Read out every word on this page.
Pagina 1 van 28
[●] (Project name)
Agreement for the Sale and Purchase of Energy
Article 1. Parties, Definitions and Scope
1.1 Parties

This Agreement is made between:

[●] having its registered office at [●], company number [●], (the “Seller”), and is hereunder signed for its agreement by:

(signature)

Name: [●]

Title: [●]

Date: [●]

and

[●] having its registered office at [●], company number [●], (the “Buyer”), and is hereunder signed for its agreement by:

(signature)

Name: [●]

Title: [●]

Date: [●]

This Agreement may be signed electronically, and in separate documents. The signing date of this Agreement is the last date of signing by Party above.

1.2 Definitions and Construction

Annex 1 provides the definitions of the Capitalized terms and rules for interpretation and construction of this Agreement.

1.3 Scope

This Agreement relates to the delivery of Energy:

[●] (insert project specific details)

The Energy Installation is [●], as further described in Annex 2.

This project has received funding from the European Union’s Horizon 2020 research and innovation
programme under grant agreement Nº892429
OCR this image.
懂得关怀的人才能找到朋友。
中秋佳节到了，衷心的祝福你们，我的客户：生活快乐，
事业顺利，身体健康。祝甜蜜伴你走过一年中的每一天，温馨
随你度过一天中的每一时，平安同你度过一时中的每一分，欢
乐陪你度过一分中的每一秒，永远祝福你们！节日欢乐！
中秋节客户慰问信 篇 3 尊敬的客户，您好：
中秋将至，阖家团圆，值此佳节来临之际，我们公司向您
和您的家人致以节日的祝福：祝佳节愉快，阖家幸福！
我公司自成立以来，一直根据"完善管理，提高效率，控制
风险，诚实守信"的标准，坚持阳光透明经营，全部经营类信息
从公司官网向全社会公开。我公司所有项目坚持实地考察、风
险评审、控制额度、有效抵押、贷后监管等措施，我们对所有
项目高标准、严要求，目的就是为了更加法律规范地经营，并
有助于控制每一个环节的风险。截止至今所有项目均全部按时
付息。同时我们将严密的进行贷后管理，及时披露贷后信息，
+++
• [TASK DETAILS] Only lines with the word "hereunder" should be collected from the material.

• [SOLUTION TO THE EXERCISE]
[●] having its registered office at [●], company number [●], (the “Seller”), and is hereunder signed for its agreement by:
[●] having its registered office at [●], company number [●], (the “Buyer”), and is hereunder signed for its agreement by:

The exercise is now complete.